» **Entries provided**
========================
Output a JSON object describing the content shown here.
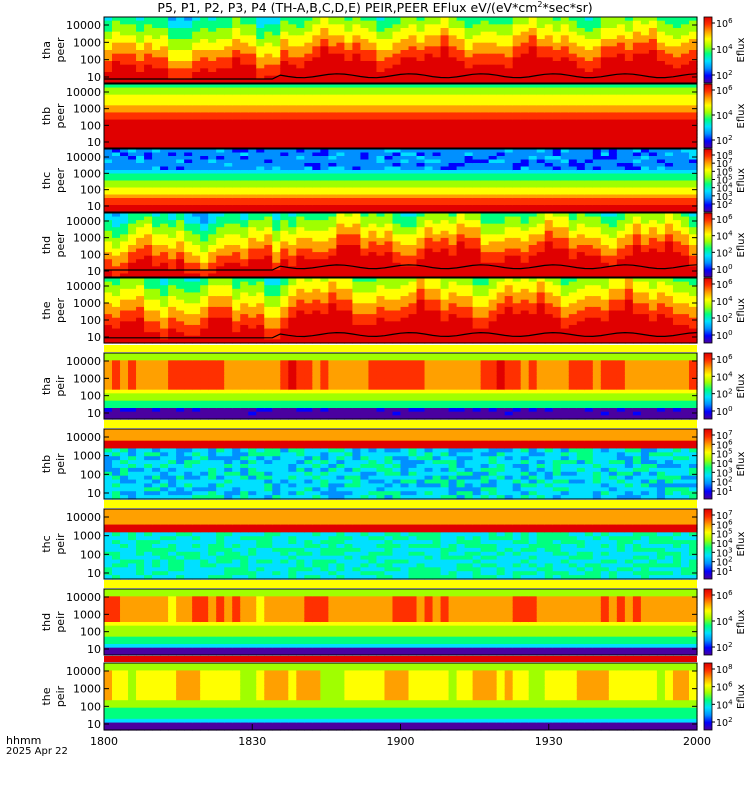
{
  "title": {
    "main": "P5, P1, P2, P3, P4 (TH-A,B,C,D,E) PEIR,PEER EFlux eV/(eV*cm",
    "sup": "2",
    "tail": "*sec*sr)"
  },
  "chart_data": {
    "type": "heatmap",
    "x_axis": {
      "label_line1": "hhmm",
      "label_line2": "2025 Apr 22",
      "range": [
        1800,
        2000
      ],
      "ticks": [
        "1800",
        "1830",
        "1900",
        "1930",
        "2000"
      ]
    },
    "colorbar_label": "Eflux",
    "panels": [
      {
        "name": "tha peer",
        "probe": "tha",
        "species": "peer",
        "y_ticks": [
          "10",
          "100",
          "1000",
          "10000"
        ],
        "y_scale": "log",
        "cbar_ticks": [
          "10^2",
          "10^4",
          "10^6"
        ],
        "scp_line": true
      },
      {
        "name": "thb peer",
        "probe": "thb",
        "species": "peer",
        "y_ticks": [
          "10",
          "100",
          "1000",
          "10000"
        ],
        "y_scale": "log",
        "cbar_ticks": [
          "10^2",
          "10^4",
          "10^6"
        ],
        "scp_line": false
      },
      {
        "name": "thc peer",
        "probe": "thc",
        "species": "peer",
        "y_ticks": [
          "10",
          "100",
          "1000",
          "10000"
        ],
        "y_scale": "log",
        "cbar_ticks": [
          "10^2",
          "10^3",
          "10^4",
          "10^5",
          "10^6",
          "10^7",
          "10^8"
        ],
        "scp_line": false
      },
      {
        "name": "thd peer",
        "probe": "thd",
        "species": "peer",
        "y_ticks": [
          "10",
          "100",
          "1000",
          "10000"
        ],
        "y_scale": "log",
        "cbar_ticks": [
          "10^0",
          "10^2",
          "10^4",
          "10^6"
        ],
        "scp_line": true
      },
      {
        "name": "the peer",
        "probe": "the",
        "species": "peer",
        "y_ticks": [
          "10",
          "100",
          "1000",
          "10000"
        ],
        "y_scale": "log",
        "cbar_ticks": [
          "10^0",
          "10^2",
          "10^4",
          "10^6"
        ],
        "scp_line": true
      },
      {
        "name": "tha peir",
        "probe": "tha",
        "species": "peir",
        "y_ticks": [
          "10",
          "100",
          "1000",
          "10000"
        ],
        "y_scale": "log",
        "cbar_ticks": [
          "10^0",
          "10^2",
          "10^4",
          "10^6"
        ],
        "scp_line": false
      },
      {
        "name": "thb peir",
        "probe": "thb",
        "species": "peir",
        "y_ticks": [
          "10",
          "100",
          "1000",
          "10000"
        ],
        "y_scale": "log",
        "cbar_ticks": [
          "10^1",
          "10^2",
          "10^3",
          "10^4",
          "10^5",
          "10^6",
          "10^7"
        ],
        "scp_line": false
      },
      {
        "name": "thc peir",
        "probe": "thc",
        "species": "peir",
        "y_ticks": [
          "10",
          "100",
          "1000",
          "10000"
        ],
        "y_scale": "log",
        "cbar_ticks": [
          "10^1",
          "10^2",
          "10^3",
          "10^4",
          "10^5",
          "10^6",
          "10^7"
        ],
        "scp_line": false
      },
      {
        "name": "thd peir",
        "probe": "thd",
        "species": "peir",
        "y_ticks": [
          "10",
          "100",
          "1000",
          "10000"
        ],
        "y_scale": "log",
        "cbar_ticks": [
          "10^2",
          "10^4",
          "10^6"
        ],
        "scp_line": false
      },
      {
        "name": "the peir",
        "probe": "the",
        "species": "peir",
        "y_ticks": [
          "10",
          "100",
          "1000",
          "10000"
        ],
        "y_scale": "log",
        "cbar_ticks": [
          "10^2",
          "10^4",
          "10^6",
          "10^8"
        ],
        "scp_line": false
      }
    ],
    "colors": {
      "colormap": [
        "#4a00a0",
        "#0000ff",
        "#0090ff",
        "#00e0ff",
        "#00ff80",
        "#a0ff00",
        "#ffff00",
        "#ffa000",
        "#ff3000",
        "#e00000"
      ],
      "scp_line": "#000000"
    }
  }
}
========================
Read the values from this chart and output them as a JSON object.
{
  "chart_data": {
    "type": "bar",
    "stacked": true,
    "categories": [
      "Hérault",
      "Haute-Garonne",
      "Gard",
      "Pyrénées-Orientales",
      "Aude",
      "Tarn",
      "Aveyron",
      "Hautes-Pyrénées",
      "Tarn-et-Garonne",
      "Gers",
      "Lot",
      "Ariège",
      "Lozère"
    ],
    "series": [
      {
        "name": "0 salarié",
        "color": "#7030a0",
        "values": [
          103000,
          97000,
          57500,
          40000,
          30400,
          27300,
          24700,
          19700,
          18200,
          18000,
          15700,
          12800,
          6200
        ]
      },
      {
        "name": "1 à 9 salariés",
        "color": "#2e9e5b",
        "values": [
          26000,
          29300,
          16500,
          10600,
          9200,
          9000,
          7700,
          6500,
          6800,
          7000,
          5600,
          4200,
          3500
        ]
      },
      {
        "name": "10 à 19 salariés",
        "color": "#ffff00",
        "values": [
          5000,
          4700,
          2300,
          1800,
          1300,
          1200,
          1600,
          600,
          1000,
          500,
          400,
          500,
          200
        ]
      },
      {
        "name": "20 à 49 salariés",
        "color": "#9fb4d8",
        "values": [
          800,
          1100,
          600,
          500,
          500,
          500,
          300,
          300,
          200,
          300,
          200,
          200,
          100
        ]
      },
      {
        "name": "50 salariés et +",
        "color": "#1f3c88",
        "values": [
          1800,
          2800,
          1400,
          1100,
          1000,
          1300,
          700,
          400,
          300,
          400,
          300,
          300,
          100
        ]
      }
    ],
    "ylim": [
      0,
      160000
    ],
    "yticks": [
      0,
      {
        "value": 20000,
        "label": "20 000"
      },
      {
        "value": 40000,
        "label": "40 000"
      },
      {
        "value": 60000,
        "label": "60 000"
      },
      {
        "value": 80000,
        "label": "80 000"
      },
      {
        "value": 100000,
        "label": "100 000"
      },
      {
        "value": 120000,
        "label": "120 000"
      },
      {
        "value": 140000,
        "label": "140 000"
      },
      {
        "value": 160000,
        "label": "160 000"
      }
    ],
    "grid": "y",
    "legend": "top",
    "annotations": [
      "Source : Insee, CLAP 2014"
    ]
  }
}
========================
Single out each line of the records above with the string "object" in it, and copy it.

» **Written response**
Output a JSON object describing the content shown here.
Read the values from this chart and output them as a JSON object.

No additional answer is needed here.